§ **Requirements**: Every entry below must appear again, exactly as written.
start
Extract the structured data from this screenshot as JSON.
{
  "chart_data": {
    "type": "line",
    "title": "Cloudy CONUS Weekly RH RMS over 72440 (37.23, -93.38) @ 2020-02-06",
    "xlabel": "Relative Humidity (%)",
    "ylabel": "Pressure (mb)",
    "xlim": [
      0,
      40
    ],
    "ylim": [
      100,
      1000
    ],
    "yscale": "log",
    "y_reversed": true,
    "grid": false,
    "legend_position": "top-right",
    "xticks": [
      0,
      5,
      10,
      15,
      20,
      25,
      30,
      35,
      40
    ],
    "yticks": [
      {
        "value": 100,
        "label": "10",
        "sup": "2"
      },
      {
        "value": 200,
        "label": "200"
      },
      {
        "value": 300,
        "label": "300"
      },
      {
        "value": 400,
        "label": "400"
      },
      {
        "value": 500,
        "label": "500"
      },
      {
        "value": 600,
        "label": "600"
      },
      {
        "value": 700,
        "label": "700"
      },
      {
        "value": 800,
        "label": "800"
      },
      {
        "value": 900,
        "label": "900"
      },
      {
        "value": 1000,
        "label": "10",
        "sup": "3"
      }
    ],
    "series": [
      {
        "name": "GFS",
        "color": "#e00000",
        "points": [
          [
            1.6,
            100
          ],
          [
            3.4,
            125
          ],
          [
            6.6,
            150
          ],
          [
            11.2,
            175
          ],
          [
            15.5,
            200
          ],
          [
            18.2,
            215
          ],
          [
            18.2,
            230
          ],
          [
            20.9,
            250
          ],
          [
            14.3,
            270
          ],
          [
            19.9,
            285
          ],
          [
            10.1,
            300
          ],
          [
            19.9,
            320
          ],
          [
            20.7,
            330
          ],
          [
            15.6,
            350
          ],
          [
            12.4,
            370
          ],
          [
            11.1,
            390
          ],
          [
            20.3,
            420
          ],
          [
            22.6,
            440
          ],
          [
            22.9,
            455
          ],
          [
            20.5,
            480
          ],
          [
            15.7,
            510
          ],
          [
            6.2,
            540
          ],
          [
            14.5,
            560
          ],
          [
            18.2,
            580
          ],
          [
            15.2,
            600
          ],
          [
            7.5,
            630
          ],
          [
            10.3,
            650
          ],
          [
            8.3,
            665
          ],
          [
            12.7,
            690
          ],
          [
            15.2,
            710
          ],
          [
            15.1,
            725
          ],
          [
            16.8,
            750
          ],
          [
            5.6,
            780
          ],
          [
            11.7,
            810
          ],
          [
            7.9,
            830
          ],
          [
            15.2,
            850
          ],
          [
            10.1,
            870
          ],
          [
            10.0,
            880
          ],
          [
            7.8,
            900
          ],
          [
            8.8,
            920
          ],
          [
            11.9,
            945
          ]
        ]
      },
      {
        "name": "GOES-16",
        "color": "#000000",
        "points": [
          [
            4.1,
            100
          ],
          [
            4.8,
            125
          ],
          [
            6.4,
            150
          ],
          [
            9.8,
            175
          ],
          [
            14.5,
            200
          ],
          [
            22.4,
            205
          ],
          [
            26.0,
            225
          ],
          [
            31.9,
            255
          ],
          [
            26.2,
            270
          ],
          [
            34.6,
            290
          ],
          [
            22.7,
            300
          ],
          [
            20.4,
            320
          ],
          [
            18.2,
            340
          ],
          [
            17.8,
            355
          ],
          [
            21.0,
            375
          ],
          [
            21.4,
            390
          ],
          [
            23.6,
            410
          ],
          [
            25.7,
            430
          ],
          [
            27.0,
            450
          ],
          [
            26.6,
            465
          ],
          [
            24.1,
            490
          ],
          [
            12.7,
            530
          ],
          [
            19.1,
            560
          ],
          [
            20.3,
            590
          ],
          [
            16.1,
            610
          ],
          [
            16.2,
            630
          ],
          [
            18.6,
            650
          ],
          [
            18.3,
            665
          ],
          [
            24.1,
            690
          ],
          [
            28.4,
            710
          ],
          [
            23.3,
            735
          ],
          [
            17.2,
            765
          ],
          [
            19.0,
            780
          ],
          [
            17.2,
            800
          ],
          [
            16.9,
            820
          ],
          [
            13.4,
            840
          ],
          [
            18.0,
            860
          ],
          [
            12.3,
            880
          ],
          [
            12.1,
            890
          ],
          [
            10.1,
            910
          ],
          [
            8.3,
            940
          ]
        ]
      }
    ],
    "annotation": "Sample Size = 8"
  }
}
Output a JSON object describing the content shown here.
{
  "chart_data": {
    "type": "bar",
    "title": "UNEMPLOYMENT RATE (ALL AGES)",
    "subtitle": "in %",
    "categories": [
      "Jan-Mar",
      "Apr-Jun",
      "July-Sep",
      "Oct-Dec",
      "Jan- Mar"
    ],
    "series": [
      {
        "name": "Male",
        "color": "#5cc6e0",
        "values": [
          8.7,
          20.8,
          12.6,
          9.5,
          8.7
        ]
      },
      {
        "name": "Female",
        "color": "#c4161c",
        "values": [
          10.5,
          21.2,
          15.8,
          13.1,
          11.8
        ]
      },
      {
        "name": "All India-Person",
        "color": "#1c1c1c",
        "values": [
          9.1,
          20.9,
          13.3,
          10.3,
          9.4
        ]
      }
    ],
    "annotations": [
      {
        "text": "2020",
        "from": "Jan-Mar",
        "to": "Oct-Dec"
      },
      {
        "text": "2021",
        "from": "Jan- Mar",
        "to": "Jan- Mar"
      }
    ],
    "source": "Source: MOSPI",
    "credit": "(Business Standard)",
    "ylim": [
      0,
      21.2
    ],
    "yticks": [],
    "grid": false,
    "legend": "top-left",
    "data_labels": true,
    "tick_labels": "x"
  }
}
end
§ **The result**:
Extract the structured data from this screenshot as JSON.
{
  "chart_data": {
    "type": "line",
    "title": "Cloudy CONUS Weekly RH RMS over 72440 (37.23, -93.38) @ 2020-02-06",
    "xlabel": "Relative Humidity (%)",
    "ylabel": "Pressure (mb)",
    "xlim": [
      0,
      40
    ],
    "ylim": [
      100,
      1000
    ],
    "yscale": "log",
    "y_reversed": true,
    "grid": false,
    "legend_position": "top-right",
    "xticks": [
      0,
      5,
      10,
      15,
      20,
      25,
      30,
      35,
      40
    ],
    "yticks": [
      {
        "value": 100,
        "label": "10",
        "sup": "2"
      },
      {
        "value": 200,
        "label": "200"
      },
      {
        "value": 300,
        "label": "300"
      },
      {
        "value": 400,
        "label": "400"
      },
      {
        "value": 500,
        "label": "500"
      },
      {
        "value": 600,
        "label": "600"
      },
      {
        "value": 700,
        "label": "700"
      },
      {
        "value": 800,
        "label": "800"
      },
      {
        "value": 900,
        "label": "900"
      },
      {
        "value": 1000,
        "label": "10",
        "sup": "3"
      }
    ],
    "series": [
      {
        "name": "GFS",
        "color": "#e00000",
        "points": [
          [
            1.6,
            100
          ],
          [
            3.4,
            125
          ],
          [
            6.6,
            150
          ],
          [
            11.2,
            175
          ],
          [
            15.5,
            200
          ],
          [
            18.2,
            215
          ],
          [
            18.2,
            230
          ],
          [
            20.9,
            250
          ],
          [
            14.3,
            270
          ],
          [
            19.9,
            285
          ],
          [
            10.1,
            300
          ],
          [
            19.9,
            320
          ],
          [
            20.7,
            330
          ],
          [
            15.6,
            350
          ],
          [
            12.4,
            370
          ],
          [
            11.1,
            390
          ],
          [
            20.3,
            420
          ],
          [
            22.6,
            440
          ],
          [
            22.9,
            455
          ],
          [
            20.5,
            480
          ],
          [
            15.7,
            510
          ],
          [
            6.2,
            540
          ],
          [
            14.5,
            560
          ],
          [
            18.2,
            580
          ],
          [
            15.2,
            600
          ],
          [
            7.5,
            630
          ],
          [
            10.3,
            650
          ],
          [
            8.3,
            665
          ],
          [
            12.7,
            690
          ],
          [
            15.2,
            710
          ],
          [
            15.1,
            725
          ],
          [
            16.8,
            750
          ],
          [
            5.6,
            780
          ],
          [
            11.7,
            810
          ],
          [
            7.9,
            830
          ],
          [
            15.2,
            850
          ],
          [
            10.1,
            870
          ],
          [
            10.0,
            880
          ],
          [
            7.8,
            900
          ],
          [
            8.8,
            920
          ],
          [
            11.9,
            945
          ]
        ]
      },
      {
        "name": "GOES-16",
        "color": "#000000",
        "points": [
          [
            4.1,
            100
          ],
          [
            4.8,
            125
          ],
          [
            6.4,
            150
          ],
          [
            9.8,
            175
          ],
          [
            14.5,
            200
          ],
          [
            22.4,
            205
          ],
          [
            26.0,
            225
          ],
          [
            31.9,
            255
          ],
          [
            26.2,
            270
          ],
          [
            34.6,
            290
          ],
          [
            22.7,
            300
          ],
          [
            20.4,
            320
          ],
          [
            18.2,
            340
          ],
          [
            17.8,
            355
          ],
          [
            21.0,
            375
          ],
          [
            21.4,
            390
          ],
          [
            23.6,
            410
          ],
          [
            25.7,
            430
          ],
          [
            27.0,
            450
          ],
          [
            26.6,
            465
          ],
          [
            24.1,
            490
          ],
          [
            12.7,
            530
          ],
          [
            19.1,
            560
          ],
          [
            20.3,
            590
          ],
          [
            16.1,
            610
          ],
          [
            16.2,
            630
          ],
          [
            18.6,
            650
          ],
          [
            18.3,
            665
          ],
          [
            24.1,
            690
          ],
          [
            28.4,
            710
          ],
          [
            23.3,
            735
          ],
          [
            17.2,
            765
          ],
          [
            19.0,
            780
          ],
          [
            17.2,
            800
          ],
          [
            16.9,
            820
          ],
          [
            13.4,
            840
          ],
          [
            18.0,
            860
          ],
          [
            12.3,
            880
          ],
          [
            12.1,
            890
          ],
          [
            10.1,
            910
          ],
          [
            8.3,
            940
          ]
        ]
      }
    ],
    "annotation": "Sample Size = 8"
  }
}
Output a JSON object describing the content shown here.
{
  "chart_data": {
    "type": "bar",
    "title": "UNEMPLOYMENT RATE (ALL AGES)",
    "subtitle": "in %",
    "categories": [
      "Jan-Mar",
      "Apr-Jun",
      "July-Sep",
      "Oct-Dec",
      "Jan- Mar"
    ],
    "series": [
      {
        "name": "Male",
        "color": "#5cc6e0",
        "values": [
          8.7,
          20.8,
          12.6,
          9.5,
          8.7
        ]
      },
      {
        "name": "Female",
        "color": "#c4161c",
        "values": [
          10.5,
          21.2,
          15.8,
          13.1,
          11.8
        ]
      },
      {
        "name": "All India-Person",
        "color": "#1c1c1c",
        "values": [
          9.1,
          20.9,
          13.3,
          10.3,
          9.4
        ]
      }
    ],
    "annotations": [
      {
        "text": "2020",
        "from": "Jan-Mar",
        "to": "Oct-Dec"
      },
      {
        "text": "2021",
        "from": "Jan- Mar",
        "to": "Jan- Mar"
      }
    ],
    "source": "Source: MOSPI",
    "credit": "(Business Standard)",
    "ylim": [
      0,
      21.2
    ],
    "yticks": [],
    "grid": false,
    "legend": "top-left",
    "data_labels": true,
    "tick_labels": "x"
  }
}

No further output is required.